— START ENTRIES SHOWN —
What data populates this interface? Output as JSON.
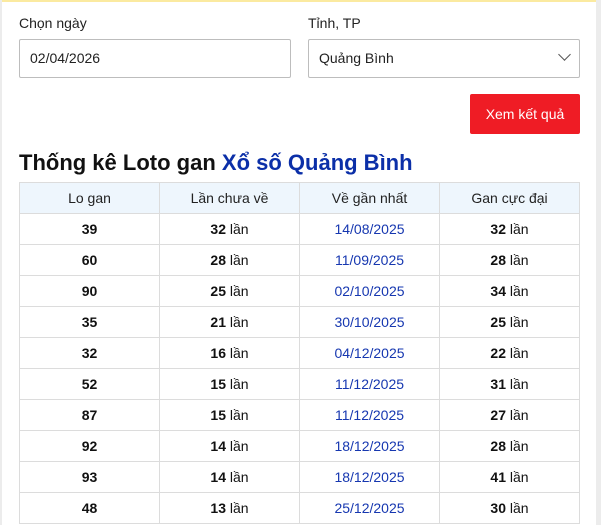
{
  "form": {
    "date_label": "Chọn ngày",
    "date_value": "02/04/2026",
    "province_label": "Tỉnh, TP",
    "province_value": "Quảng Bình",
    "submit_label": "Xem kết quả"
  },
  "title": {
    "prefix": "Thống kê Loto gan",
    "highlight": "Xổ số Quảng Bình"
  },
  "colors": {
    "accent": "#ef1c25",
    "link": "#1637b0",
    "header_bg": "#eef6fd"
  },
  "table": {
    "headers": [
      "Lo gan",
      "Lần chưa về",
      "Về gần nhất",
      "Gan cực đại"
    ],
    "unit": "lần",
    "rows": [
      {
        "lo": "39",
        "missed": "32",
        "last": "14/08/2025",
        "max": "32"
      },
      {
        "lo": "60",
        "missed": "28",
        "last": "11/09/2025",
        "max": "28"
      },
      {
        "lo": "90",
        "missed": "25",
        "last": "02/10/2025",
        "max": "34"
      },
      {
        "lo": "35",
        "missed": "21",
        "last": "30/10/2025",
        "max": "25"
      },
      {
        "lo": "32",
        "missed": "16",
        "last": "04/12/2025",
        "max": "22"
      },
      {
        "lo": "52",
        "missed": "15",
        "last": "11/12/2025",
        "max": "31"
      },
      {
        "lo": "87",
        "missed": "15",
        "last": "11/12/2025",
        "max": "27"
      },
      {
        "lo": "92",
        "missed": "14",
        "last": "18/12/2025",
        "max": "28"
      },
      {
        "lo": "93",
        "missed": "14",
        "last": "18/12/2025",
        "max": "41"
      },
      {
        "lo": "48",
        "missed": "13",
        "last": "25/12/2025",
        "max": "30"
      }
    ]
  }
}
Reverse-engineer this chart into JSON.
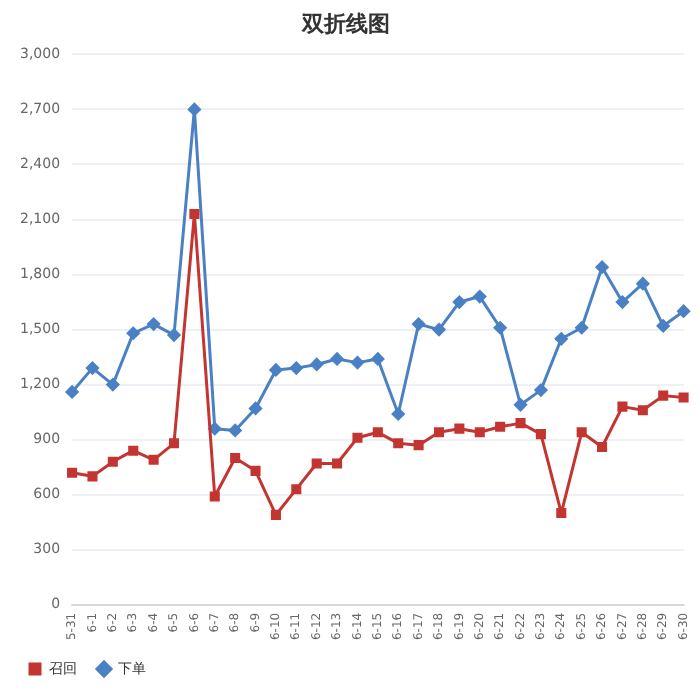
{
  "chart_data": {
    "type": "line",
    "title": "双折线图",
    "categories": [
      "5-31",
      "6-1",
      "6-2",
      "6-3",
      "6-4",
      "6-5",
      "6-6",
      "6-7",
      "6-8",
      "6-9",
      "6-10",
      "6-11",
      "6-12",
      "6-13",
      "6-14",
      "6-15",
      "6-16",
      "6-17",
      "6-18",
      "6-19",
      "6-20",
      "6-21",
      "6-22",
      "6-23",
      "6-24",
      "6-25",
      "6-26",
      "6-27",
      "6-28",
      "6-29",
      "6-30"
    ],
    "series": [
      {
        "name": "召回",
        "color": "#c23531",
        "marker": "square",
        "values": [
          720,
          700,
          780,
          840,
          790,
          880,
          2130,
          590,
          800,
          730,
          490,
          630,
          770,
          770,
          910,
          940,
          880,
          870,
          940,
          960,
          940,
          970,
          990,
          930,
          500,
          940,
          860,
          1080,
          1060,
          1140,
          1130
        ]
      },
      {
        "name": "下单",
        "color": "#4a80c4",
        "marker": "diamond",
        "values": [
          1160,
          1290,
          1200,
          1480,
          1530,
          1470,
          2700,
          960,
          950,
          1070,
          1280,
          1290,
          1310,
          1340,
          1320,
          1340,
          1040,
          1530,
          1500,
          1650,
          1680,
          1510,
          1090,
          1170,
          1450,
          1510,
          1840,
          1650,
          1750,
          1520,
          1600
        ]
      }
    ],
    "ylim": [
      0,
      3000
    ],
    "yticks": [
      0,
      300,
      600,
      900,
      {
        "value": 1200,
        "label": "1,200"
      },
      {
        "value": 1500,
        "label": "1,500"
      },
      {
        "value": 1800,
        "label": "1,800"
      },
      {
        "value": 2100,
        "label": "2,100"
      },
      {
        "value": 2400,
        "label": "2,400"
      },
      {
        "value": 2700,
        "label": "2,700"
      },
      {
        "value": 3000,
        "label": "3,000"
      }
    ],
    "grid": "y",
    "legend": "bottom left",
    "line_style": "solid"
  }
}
— END ENTRIES SHOWN —
GOAL: Restate the data above word for word. Do not include the images.

WRITTEN SOLUTION:
What data populates this interface? Output as JSON.
{
  "form": {
    "date_label": "Chọn ngày",
    "date_value": "02/04/2026",
    "province_label": "Tỉnh, TP",
    "province_value": "Quảng Bình",
    "submit_label": "Xem kết quả"
  },
  "title": {
    "prefix": "Thống kê Loto gan",
    "highlight": "Xổ số Quảng Bình"
  },
  "colors": {
    "accent": "#ef1c25",
    "link": "#1637b0",
    "header_bg": "#eef6fd"
  },
  "table": {
    "headers": [
      "Lo gan",
      "Lần chưa về",
      "Về gần nhất",
      "Gan cực đại"
    ],
    "unit": "lần",
    "rows": [
      {
        "lo": "39",
        "missed": "32",
        "last": "14/08/2025",
        "max": "32"
      },
      {
        "lo": "60",
        "missed": "28",
        "last": "11/09/2025",
        "max": "28"
      },
      {
        "lo": "90",
        "missed": "25",
        "last": "02/10/2025",
        "max": "34"
      },
      {
        "lo": "35",
        "missed": "21",
        "last": "30/10/2025",
        "max": "25"
      },
      {
        "lo": "32",
        "missed": "16",
        "last": "04/12/2025",
        "max": "22"
      },
      {
        "lo": "52",
        "missed": "15",
        "last": "11/12/2025",
        "max": "31"
      },
      {
        "lo": "87",
        "missed": "15",
        "last": "11/12/2025",
        "max": "27"
      },
      {
        "lo": "92",
        "missed": "14",
        "last": "18/12/2025",
        "max": "28"
      },
      {
        "lo": "93",
        "missed": "14",
        "last": "18/12/2025",
        "max": "41"
      },
      {
        "lo": "48",
        "missed": "13",
        "last": "25/12/2025",
        "max": "30"
      }
    ]
  }
}
Reverse-engineer this chart into JSON.
{
  "chart_data": {
    "type": "line",
    "title": "双折线图",
    "categories": [
      "5-31",
      "6-1",
      "6-2",
      "6-3",
      "6-4",
      "6-5",
      "6-6",
      "6-7",
      "6-8",
      "6-9",
      "6-10",
      "6-11",
      "6-12",
      "6-13",
      "6-14",
      "6-15",
      "6-16",
      "6-17",
      "6-18",
      "6-19",
      "6-20",
      "6-21",
      "6-22",
      "6-23",
      "6-24",
      "6-25",
      "6-26",
      "6-27",
      "6-28",
      "6-29",
      "6-30"
    ],
    "series": [
      {
        "name": "召回",
        "color": "#c23531",
        "marker": "square",
        "values": [
          720,
          700,
          780,
          840,
          790,
          880,
          2130,
          590,
          800,
          730,
          490,
          630,
          770,
          770,
          910,
          940,
          880,
          870,
          940,
          960,
          940,
          970,
          990,
          930,
          500,
          940,
          860,
          1080,
          1060,
          1140,
          1130
        ]
      },
      {
        "name": "下单",
        "color": "#4a80c4",
        "marker": "diamond",
        "values": [
          1160,
          1290,
          1200,
          1480,
          1530,
          1470,
          2700,
          960,
          950,
          1070,
          1280,
          1290,
          1310,
          1340,
          1320,
          1340,
          1040,
          1530,
          1500,
          1650,
          1680,
          1510,
          1090,
          1170,
          1450,
          1510,
          1840,
          1650,
          1750,
          1520,
          1600
        ]
      }
    ],
    "ylim": [
      0,
      3000
    ],
    "yticks": [
      0,
      300,
      600,
      900,
      {
        "value": 1200,
        "label": "1,200"
      },
      {
        "value": 1500,
        "label": "1,500"
      },
      {
        "value": 1800,
        "label": "1,800"
      },
      {
        "value": 2100,
        "label": "2,100"
      },
      {
        "value": 2400,
        "label": "2,400"
      },
      {
        "value": 2700,
        "label": "2,700"
      },
      {
        "value": 3000,
        "label": "3,000"
      }
    ],
    "grid": "y",
    "legend": "bottom left",
    "line_style": "solid"
  }
}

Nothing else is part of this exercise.